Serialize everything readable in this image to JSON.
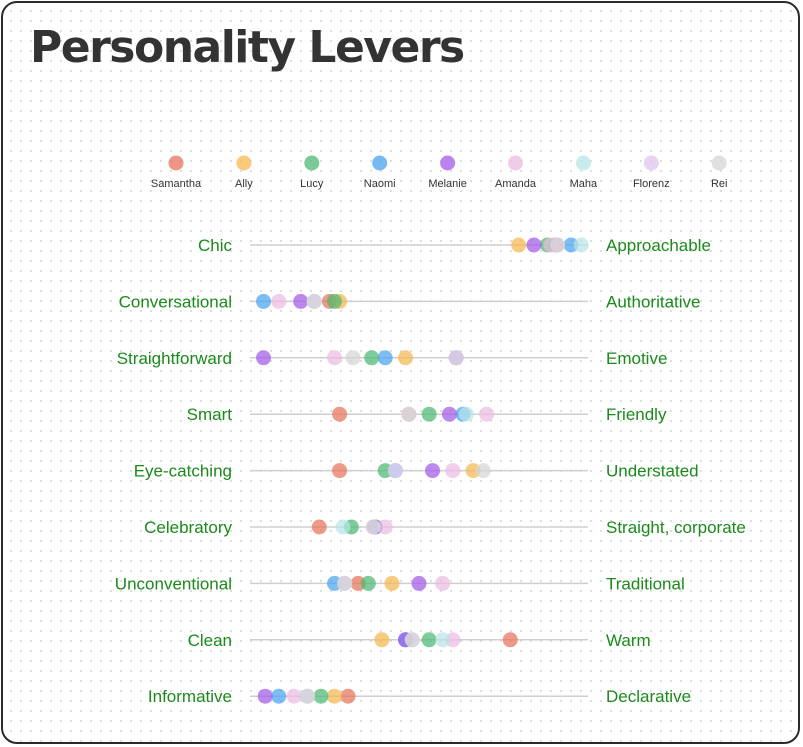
{
  "title": "Personality Levers",
  "colors": {
    "label": "#1b8a1b",
    "track": "#cfcfcf",
    "legend_text": "#333333"
  },
  "chart_data": {
    "type": "scatter",
    "title": "Personality Levers",
    "xlim": [
      0,
      100
    ],
    "legend_position": "top",
    "series": [
      {
        "name": "Samantha",
        "color": "#e8735a"
      },
      {
        "name": "Ally",
        "color": "#f5b94f"
      },
      {
        "name": "Lucy",
        "color": "#4cb872"
      },
      {
        "name": "Naomi",
        "color": "#4aa3ee"
      },
      {
        "name": "Melanie",
        "color": "#a45ae8"
      },
      {
        "name": "Amanda",
        "color": "#ecbbe0"
      },
      {
        "name": "Maha",
        "color": "#b8e4e6"
      },
      {
        "name": "Florenz",
        "color": "#ddc6ee"
      },
      {
        "name": "Rei",
        "color": "#d6d6d6"
      }
    ],
    "levers": [
      {
        "left": "Chic",
        "right": "Approachable",
        "values": {
          "Samantha": 90.5,
          "Ally": 79.5,
          "Lucy": 88,
          "Naomi": 95,
          "Melanie": 84,
          "Amanda": 89,
          "Maha": 98,
          "Florenz": 91,
          "Rei": 91
        }
      },
      {
        "left": "Conversational",
        "right": "Authoritative",
        "values": {
          "Samantha": 23.5,
          "Ally": 26.5,
          "Lucy": 25,
          "Naomi": 4,
          "Melanie": 15,
          "Amanda": 8.5,
          "Maha": 19,
          "Florenz": 19,
          "Rei": 19
        }
      },
      {
        "left": "Straightforward",
        "right": "Emotive",
        "values": {
          "Samantha": 61,
          "Ally": 46,
          "Lucy": 36,
          "Naomi": 40,
          "Melanie": 4,
          "Amanda": 25,
          "Maha": 61,
          "Florenz": 61,
          "Rei": 30.5
        }
      },
      {
        "left": "Smart",
        "right": "Friendly",
        "values": {
          "Samantha": 26.5,
          "Ally": 47,
          "Lucy": 53,
          "Naomi": 63,
          "Melanie": 59,
          "Amanda": 70,
          "Maha": 64,
          "Florenz": 47,
          "Rei": 47
        }
      },
      {
        "left": "Eye-catching",
        "right": "Understated",
        "values": {
          "Samantha": 26.5,
          "Ally": 66,
          "Lucy": 40,
          "Naomi": 43,
          "Melanie": 54,
          "Amanda": 60,
          "Maha": 43,
          "Florenz": 43,
          "Rei": 69
        }
      },
      {
        "left": "Celebratory",
        "right": "Straight, corporate",
        "values": {
          "Samantha": 20.5,
          "Ally": 36.5,
          "Lucy": 30,
          "Naomi": 37,
          "Melanie": 37,
          "Amanda": 40,
          "Maha": 27.5,
          "Florenz": 36.5,
          "Rei": 36.5
        }
      },
      {
        "left": "Unconventional",
        "right": "Traditional",
        "values": {
          "Samantha": 32,
          "Ally": 42,
          "Lucy": 35,
          "Naomi": 25,
          "Melanie": 50,
          "Amanda": 57,
          "Maha": 28,
          "Florenz": 28,
          "Rei": 28
        }
      },
      {
        "left": "Clean",
        "right": "Warm",
        "values": {
          "Samantha": 77,
          "Ally": 39,
          "Lucy": 53,
          "Naomi": 46,
          "Melanie": 46,
          "Amanda": 60,
          "Maha": 57,
          "Florenz": 48,
          "Rei": 48
        }
      },
      {
        "left": "Informative",
        "right": "Declarative",
        "values": {
          "Samantha": 29,
          "Ally": 25,
          "Lucy": 21,
          "Naomi": 8.5,
          "Melanie": 4.5,
          "Amanda": 13,
          "Maha": 17,
          "Florenz": 17,
          "Rei": 17
        }
      }
    ]
  }
}
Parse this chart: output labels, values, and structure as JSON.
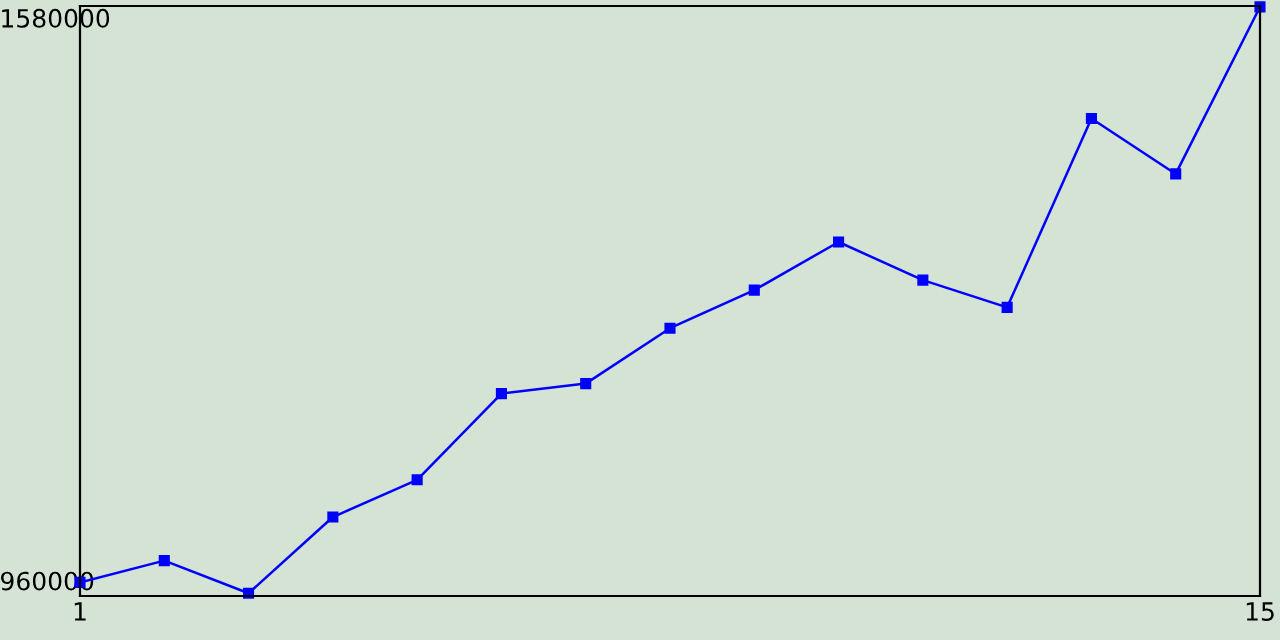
{
  "chart_data": {
    "type": "line",
    "categories": [
      "1",
      null,
      null,
      null,
      null,
      null,
      null,
      null,
      null,
      null,
      null,
      null,
      null,
      null,
      "15"
    ],
    "series": [
      {
        "color": "#0000ff",
        "values": [
          961000,
          985000,
          949000,
          1033000,
          1074000,
          1169000,
          1180000,
          1241000,
          1283000,
          1336000,
          1294000,
          1264000,
          1472000,
          1411000,
          1595000
        ]
      }
    ],
    "ylim": [
      946000,
      1596000
    ],
    "yticks": [
      960000,
      1580000
    ],
    "grid": false,
    "marker": "square",
    "line_style": "solid"
  }
}
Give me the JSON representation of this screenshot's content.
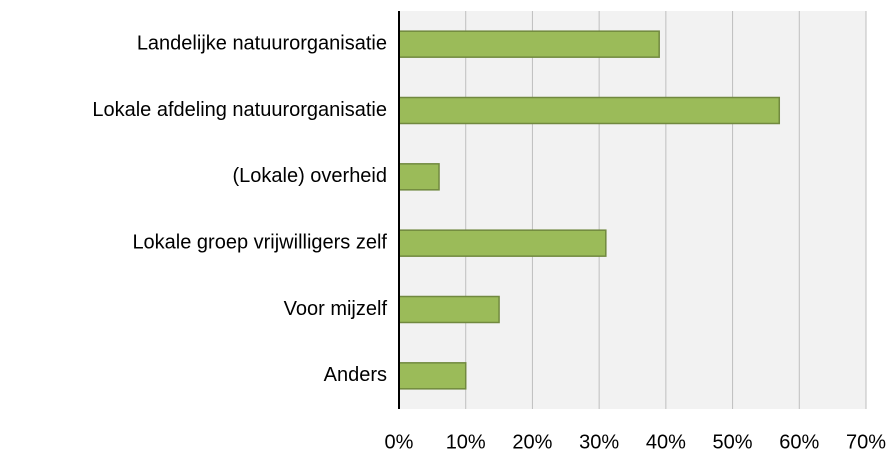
{
  "chart_data": {
    "type": "bar",
    "orientation": "horizontal",
    "categories": [
      "Landelijke natuurorganisatie",
      "Lokale afdeling natuurorganisatie",
      "(Lokale) overheid",
      "Lokale groep vrijwilligers zelf",
      "Voor mijzelf",
      "Anders"
    ],
    "values": [
      39,
      57,
      6,
      31,
      15,
      10
    ],
    "color": "#9bbb59",
    "xlim": [
      0,
      70
    ],
    "xticks": [
      {
        "value": 0,
        "label": "0%"
      },
      {
        "value": 10,
        "label": "10%"
      },
      {
        "value": 20,
        "label": "20%"
      },
      {
        "value": 30,
        "label": "30%"
      },
      {
        "value": 40,
        "label": "40%"
      },
      {
        "value": 50,
        "label": "50%"
      },
      {
        "value": 60,
        "label": "60%"
      },
      {
        "value": 70,
        "label": "70%"
      }
    ],
    "grid": true
  }
}
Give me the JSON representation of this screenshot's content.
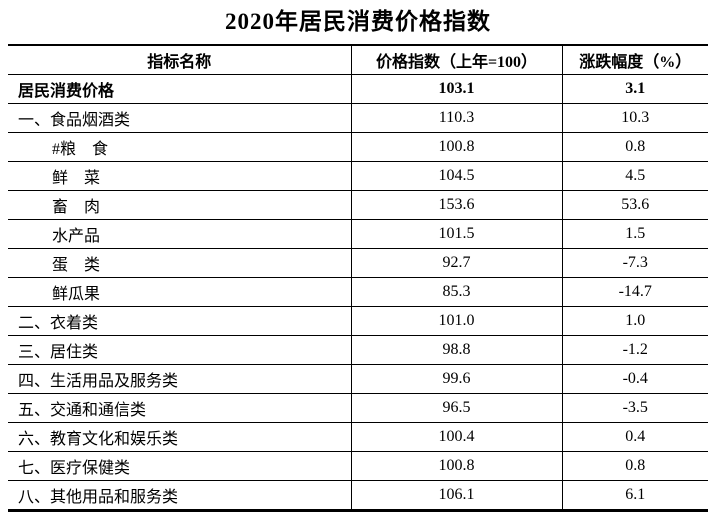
{
  "page": {
    "title": "2020年居民消费价格指数"
  },
  "table": {
    "headers": [
      "指标名称",
      "价格指数（上年=100）",
      "涨跌幅度（%）"
    ],
    "rows": [
      {
        "label": "居民消费价格",
        "index": "103.1",
        "change": "3.1",
        "bold": true,
        "indent": 0
      },
      {
        "label": "一、食品烟酒类",
        "index": "110.3",
        "change": "10.3",
        "bold": false,
        "indent": 0
      },
      {
        "label": "#粮　食",
        "index": "100.8",
        "change": "0.8",
        "bold": false,
        "indent": 1
      },
      {
        "label": "鲜　菜",
        "index": "104.5",
        "change": "4.5",
        "bold": false,
        "indent": 1
      },
      {
        "label": "畜　肉",
        "index": "153.6",
        "change": "53.6",
        "bold": false,
        "indent": 1
      },
      {
        "label": "水产品",
        "index": "101.5",
        "change": "1.5",
        "bold": false,
        "indent": 1
      },
      {
        "label": "蛋　类",
        "index": "92.7",
        "change": "-7.3",
        "bold": false,
        "indent": 1
      },
      {
        "label": "鲜瓜果",
        "index": "85.3",
        "change": "-14.7",
        "bold": false,
        "indent": 1
      },
      {
        "label": "二、衣着类",
        "index": "101.0",
        "change": "1.0",
        "bold": false,
        "indent": 0
      },
      {
        "label": "三、居住类",
        "index": "98.8",
        "change": "-1.2",
        "bold": false,
        "indent": 0
      },
      {
        "label": "四、生活用品及服务类",
        "index": "99.6",
        "change": "-0.4",
        "bold": false,
        "indent": 0
      },
      {
        "label": "五、交通和通信类",
        "index": "96.5",
        "change": "-3.5",
        "bold": false,
        "indent": 0
      },
      {
        "label": "六、教育文化和娱乐类",
        "index": "100.4",
        "change": "0.4",
        "bold": false,
        "indent": 0
      },
      {
        "label": "七、医疗保健类",
        "index": "100.8",
        "change": "0.8",
        "bold": false,
        "indent": 0
      },
      {
        "label": "八、其他用品和服务类",
        "index": "106.1",
        "change": "6.1",
        "bold": false,
        "indent": 0
      }
    ]
  }
}
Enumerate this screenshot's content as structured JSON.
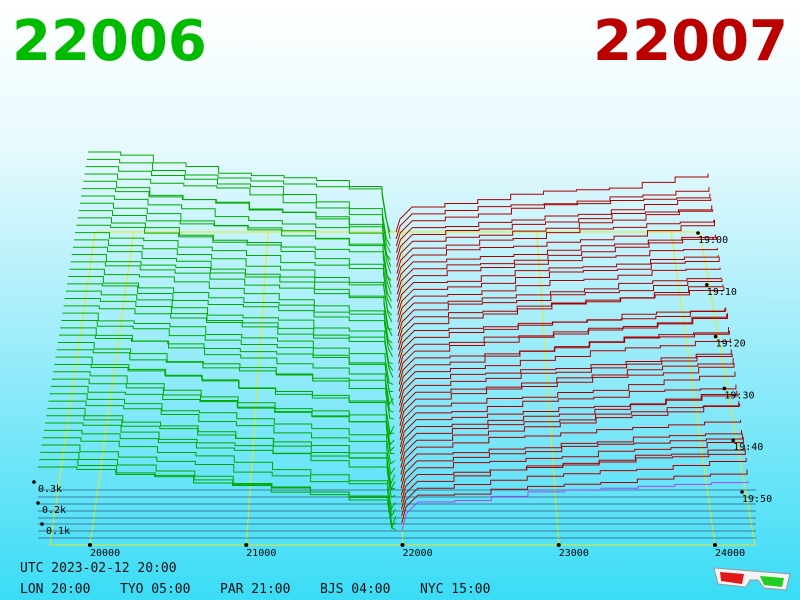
{
  "header": {
    "bid": "22006",
    "ask": "22007"
  },
  "price_axis": {
    "ticks": [
      20000,
      21000,
      22000,
      23000,
      24000
    ]
  },
  "volume_axis": {
    "labels": [
      "0.3k",
      "0.2k",
      "0.1k"
    ]
  },
  "time_axis": {
    "labels": [
      "19:00",
      "19:10",
      "19:20",
      "19:30",
      "19:40",
      "19:50"
    ]
  },
  "footer": {
    "utc": "UTC 2023-02-12 20:00",
    "clocks": [
      "LON 20:00",
      "TYO 05:00",
      "PAR 21:00",
      "BJS 04:00",
      "NYC 15:00"
    ]
  }
}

▶ _EXERCISE_
Look through the lines above and collect those with the word "title".

▶ _WRITTEN REPLY_
  "title": "Personality Levers",
    "title": "Personality Levers",
    "title": "2020年居民消费价格指数"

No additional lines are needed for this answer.